-- Challenge --
Take every line that has the string "ffffff" and copy it out.

== Data rows ==

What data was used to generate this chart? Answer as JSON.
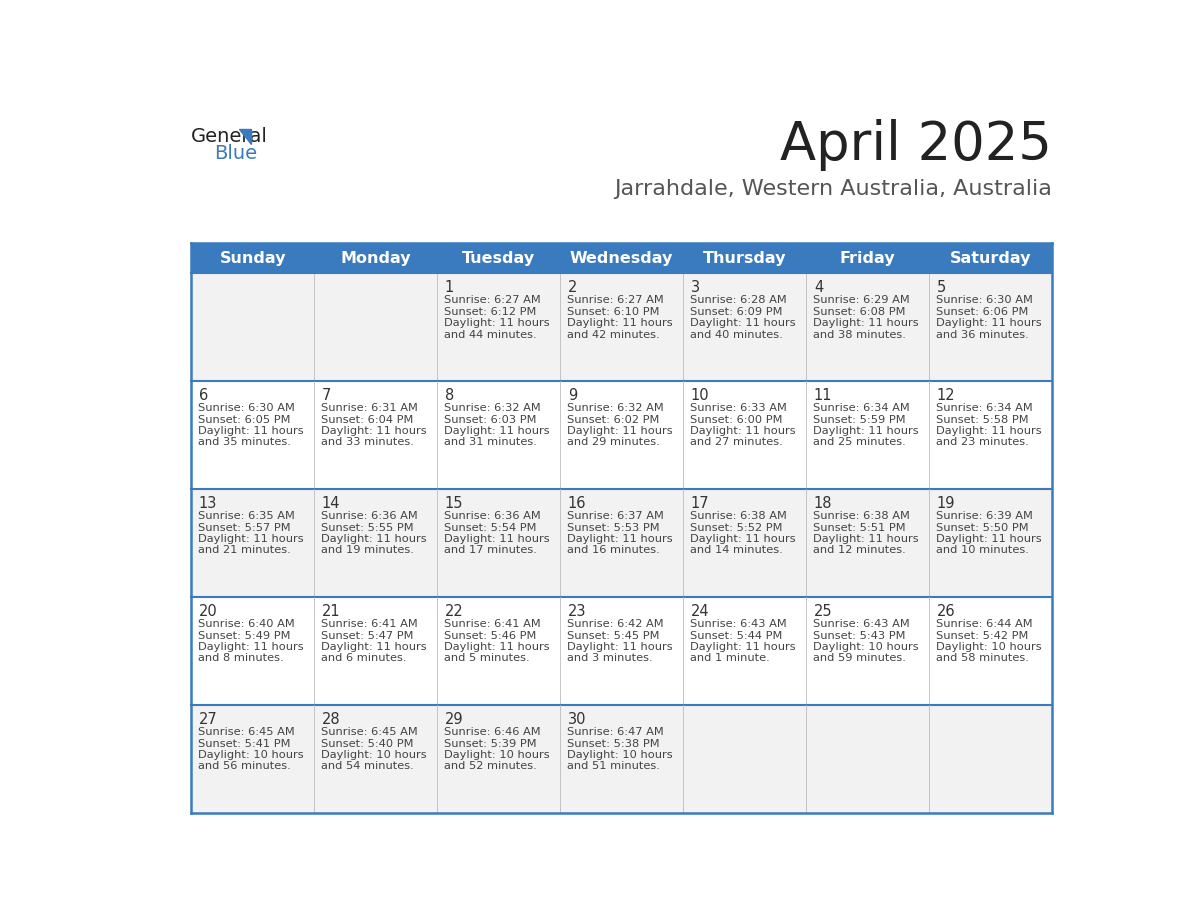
{
  "title": "April 2025",
  "subtitle": "Jarrahdale, Western Australia, Australia",
  "days_of_week": [
    "Sunday",
    "Monday",
    "Tuesday",
    "Wednesday",
    "Thursday",
    "Friday",
    "Saturday"
  ],
  "header_bg": "#3a7abf",
  "header_text": "#ffffff",
  "row_bg_odd": "#f2f2f2",
  "row_bg_even": "#ffffff",
  "separator_color": "#3a7abf",
  "cell_text_color": "#444444",
  "day_num_color": "#333333",
  "title_color": "#222222",
  "subtitle_color": "#555555",
  "logo_general_color": "#222222",
  "logo_blue_color": "#3a7abf",
  "logo_triangle_color": "#3a7abf",
  "grid_line_color": "#bbbbbb",
  "weeks": [
    {
      "days": [
        {
          "date": "",
          "sunrise": "",
          "sunset": "",
          "daylight": ""
        },
        {
          "date": "",
          "sunrise": "",
          "sunset": "",
          "daylight": ""
        },
        {
          "date": "1",
          "sunrise": "6:27 AM",
          "sunset": "6:12 PM",
          "daylight": "11 hours and 44 minutes."
        },
        {
          "date": "2",
          "sunrise": "6:27 AM",
          "sunset": "6:10 PM",
          "daylight": "11 hours and 42 minutes."
        },
        {
          "date": "3",
          "sunrise": "6:28 AM",
          "sunset": "6:09 PM",
          "daylight": "11 hours and 40 minutes."
        },
        {
          "date": "4",
          "sunrise": "6:29 AM",
          "sunset": "6:08 PM",
          "daylight": "11 hours and 38 minutes."
        },
        {
          "date": "5",
          "sunrise": "6:30 AM",
          "sunset": "6:06 PM",
          "daylight": "11 hours and 36 minutes."
        }
      ]
    },
    {
      "days": [
        {
          "date": "6",
          "sunrise": "6:30 AM",
          "sunset": "6:05 PM",
          "daylight": "11 hours and 35 minutes."
        },
        {
          "date": "7",
          "sunrise": "6:31 AM",
          "sunset": "6:04 PM",
          "daylight": "11 hours and 33 minutes."
        },
        {
          "date": "8",
          "sunrise": "6:32 AM",
          "sunset": "6:03 PM",
          "daylight": "11 hours and 31 minutes."
        },
        {
          "date": "9",
          "sunrise": "6:32 AM",
          "sunset": "6:02 PM",
          "daylight": "11 hours and 29 minutes."
        },
        {
          "date": "10",
          "sunrise": "6:33 AM",
          "sunset": "6:00 PM",
          "daylight": "11 hours and 27 minutes."
        },
        {
          "date": "11",
          "sunrise": "6:34 AM",
          "sunset": "5:59 PM",
          "daylight": "11 hours and 25 minutes."
        },
        {
          "date": "12",
          "sunrise": "6:34 AM",
          "sunset": "5:58 PM",
          "daylight": "11 hours and 23 minutes."
        }
      ]
    },
    {
      "days": [
        {
          "date": "13",
          "sunrise": "6:35 AM",
          "sunset": "5:57 PM",
          "daylight": "11 hours and 21 minutes."
        },
        {
          "date": "14",
          "sunrise": "6:36 AM",
          "sunset": "5:55 PM",
          "daylight": "11 hours and 19 minutes."
        },
        {
          "date": "15",
          "sunrise": "6:36 AM",
          "sunset": "5:54 PM",
          "daylight": "11 hours and 17 minutes."
        },
        {
          "date": "16",
          "sunrise": "6:37 AM",
          "sunset": "5:53 PM",
          "daylight": "11 hours and 16 minutes."
        },
        {
          "date": "17",
          "sunrise": "6:38 AM",
          "sunset": "5:52 PM",
          "daylight": "11 hours and 14 minutes."
        },
        {
          "date": "18",
          "sunrise": "6:38 AM",
          "sunset": "5:51 PM",
          "daylight": "11 hours and 12 minutes."
        },
        {
          "date": "19",
          "sunrise": "6:39 AM",
          "sunset": "5:50 PM",
          "daylight": "11 hours and 10 minutes."
        }
      ]
    },
    {
      "days": [
        {
          "date": "20",
          "sunrise": "6:40 AM",
          "sunset": "5:49 PM",
          "daylight": "11 hours and 8 minutes."
        },
        {
          "date": "21",
          "sunrise": "6:41 AM",
          "sunset": "5:47 PM",
          "daylight": "11 hours and 6 minutes."
        },
        {
          "date": "22",
          "sunrise": "6:41 AM",
          "sunset": "5:46 PM",
          "daylight": "11 hours and 5 minutes."
        },
        {
          "date": "23",
          "sunrise": "6:42 AM",
          "sunset": "5:45 PM",
          "daylight": "11 hours and 3 minutes."
        },
        {
          "date": "24",
          "sunrise": "6:43 AM",
          "sunset": "5:44 PM",
          "daylight": "11 hours and 1 minute."
        },
        {
          "date": "25",
          "sunrise": "6:43 AM",
          "sunset": "5:43 PM",
          "daylight": "10 hours and 59 minutes."
        },
        {
          "date": "26",
          "sunrise": "6:44 AM",
          "sunset": "5:42 PM",
          "daylight": "10 hours and 58 minutes."
        }
      ]
    },
    {
      "days": [
        {
          "date": "27",
          "sunrise": "6:45 AM",
          "sunset": "5:41 PM",
          "daylight": "10 hours and 56 minutes."
        },
        {
          "date": "28",
          "sunrise": "6:45 AM",
          "sunset": "5:40 PM",
          "daylight": "10 hours and 54 minutes."
        },
        {
          "date": "29",
          "sunrise": "6:46 AM",
          "sunset": "5:39 PM",
          "daylight": "10 hours and 52 minutes."
        },
        {
          "date": "30",
          "sunrise": "6:47 AM",
          "sunset": "5:38 PM",
          "daylight": "10 hours and 51 minutes."
        },
        {
          "date": "",
          "sunrise": "",
          "sunset": "",
          "daylight": ""
        },
        {
          "date": "",
          "sunrise": "",
          "sunset": "",
          "daylight": ""
        },
        {
          "date": "",
          "sunrise": "",
          "sunset": "",
          "daylight": ""
        }
      ]
    }
  ]
}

===

-- Task result --
  "header_text": "#ffffff",
  "row_bg_even": "#ffffff",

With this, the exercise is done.